= EXCERPTED RECORDS =
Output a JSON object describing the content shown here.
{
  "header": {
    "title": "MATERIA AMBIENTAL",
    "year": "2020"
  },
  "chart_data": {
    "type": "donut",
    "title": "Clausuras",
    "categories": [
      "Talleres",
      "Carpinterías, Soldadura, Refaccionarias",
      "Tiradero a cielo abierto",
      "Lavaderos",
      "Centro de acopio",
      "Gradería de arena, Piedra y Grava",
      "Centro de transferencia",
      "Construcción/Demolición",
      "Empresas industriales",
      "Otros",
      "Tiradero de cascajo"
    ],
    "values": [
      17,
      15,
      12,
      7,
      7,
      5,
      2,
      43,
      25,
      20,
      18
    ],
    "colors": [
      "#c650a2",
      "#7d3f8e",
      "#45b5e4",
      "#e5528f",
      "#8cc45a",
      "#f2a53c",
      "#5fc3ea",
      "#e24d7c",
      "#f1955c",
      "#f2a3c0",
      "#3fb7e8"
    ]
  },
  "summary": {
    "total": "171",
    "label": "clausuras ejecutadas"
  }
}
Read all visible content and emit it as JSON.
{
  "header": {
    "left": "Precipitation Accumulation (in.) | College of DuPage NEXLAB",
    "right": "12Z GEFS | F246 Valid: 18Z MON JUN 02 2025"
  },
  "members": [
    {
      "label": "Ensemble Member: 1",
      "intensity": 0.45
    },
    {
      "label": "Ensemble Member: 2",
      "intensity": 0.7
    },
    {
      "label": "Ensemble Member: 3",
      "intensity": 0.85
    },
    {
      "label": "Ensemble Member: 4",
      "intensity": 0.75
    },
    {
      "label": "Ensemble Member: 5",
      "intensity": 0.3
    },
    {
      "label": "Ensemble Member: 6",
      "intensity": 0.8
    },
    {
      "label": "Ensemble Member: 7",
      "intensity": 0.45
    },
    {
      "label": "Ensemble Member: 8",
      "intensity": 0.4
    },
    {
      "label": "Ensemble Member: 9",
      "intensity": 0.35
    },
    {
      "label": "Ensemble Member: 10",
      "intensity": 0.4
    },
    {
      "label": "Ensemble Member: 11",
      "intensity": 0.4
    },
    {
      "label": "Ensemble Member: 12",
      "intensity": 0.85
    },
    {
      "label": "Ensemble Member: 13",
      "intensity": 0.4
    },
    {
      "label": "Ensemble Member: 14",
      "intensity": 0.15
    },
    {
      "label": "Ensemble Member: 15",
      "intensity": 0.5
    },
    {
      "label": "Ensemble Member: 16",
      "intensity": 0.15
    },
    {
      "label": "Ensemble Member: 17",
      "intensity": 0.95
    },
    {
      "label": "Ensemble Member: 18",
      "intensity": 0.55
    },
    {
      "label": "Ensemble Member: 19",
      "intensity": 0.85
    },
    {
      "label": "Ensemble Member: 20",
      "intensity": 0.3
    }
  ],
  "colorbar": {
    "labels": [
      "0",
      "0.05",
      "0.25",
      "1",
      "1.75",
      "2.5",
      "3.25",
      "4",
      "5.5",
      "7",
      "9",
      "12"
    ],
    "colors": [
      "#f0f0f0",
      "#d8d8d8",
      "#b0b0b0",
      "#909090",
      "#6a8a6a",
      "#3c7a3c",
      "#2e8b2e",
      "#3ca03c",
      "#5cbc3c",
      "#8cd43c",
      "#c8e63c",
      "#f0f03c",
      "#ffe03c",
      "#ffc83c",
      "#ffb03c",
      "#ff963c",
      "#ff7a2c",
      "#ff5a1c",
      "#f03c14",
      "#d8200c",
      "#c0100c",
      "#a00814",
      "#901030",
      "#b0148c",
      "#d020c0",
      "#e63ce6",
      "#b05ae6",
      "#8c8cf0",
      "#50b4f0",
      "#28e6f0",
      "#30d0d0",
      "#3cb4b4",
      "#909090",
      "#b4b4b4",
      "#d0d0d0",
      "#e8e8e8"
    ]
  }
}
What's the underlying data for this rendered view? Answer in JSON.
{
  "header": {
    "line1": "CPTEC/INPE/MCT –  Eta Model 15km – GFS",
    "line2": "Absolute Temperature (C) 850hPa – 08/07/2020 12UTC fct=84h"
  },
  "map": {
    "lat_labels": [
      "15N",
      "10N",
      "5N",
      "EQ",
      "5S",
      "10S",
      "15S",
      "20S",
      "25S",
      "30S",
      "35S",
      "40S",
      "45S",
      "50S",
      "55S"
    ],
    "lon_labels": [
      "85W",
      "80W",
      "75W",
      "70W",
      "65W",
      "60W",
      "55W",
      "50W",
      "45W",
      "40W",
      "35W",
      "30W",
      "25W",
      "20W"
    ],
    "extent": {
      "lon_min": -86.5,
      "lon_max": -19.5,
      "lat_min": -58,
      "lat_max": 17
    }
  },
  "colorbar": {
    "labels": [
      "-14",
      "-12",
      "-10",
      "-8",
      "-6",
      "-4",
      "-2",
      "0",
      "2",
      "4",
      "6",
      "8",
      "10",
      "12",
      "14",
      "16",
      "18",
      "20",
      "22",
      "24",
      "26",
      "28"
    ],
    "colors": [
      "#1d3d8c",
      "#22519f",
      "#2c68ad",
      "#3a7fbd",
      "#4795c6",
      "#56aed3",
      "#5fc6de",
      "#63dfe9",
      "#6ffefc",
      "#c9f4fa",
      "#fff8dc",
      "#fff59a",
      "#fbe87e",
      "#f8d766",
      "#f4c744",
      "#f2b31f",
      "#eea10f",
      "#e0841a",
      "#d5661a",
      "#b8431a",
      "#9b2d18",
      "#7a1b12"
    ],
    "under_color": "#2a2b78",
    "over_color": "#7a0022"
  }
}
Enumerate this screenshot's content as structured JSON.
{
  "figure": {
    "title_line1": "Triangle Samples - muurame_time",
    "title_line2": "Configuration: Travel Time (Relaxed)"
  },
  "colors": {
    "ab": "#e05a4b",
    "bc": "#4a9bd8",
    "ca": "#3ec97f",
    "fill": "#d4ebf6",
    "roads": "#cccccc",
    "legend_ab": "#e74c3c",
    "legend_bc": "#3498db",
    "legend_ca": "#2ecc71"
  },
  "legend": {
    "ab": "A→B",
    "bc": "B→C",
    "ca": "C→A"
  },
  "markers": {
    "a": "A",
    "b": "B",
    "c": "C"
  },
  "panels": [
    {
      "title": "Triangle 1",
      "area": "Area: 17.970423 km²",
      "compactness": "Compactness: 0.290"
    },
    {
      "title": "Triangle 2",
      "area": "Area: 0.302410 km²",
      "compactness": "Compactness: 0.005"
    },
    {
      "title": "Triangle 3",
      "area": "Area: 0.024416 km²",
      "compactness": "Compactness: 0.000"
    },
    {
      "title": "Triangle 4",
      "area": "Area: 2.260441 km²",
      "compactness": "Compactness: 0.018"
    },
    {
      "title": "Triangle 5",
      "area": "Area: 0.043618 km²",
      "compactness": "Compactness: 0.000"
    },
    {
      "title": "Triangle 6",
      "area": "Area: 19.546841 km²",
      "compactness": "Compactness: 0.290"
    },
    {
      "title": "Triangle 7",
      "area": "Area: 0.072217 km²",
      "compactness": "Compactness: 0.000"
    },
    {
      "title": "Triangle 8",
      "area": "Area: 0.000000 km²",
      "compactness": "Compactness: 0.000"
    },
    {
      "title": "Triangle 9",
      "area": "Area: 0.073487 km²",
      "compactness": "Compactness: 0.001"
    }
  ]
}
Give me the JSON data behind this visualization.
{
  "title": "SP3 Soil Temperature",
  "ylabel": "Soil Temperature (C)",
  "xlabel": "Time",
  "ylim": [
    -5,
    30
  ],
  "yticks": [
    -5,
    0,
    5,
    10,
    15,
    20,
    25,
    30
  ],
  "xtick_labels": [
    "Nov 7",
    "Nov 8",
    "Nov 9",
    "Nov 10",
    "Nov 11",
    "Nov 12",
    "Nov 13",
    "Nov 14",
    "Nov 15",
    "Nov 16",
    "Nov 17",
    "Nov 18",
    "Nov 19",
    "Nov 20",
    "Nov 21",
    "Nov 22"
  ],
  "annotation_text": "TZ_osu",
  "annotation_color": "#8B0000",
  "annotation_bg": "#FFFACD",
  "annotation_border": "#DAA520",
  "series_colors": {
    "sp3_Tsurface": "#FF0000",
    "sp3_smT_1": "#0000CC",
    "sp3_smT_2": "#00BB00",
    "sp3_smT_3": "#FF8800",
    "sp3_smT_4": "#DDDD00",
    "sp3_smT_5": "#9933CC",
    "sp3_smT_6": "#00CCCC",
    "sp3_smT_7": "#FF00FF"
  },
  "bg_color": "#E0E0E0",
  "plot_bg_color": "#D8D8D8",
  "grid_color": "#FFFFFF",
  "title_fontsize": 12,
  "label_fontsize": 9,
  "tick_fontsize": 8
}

= WORK TO DO =
Collect each line above holding the string "Temperature".

= SOLUTION FOR THIS TASK =
    "line2": "Absolute Temperature (C) 850hPa – 08/07/2020 12UTC fct=84h"
  "title": "SP3 Soil Temperature",
  "ylabel": "Soil Temperature (C)",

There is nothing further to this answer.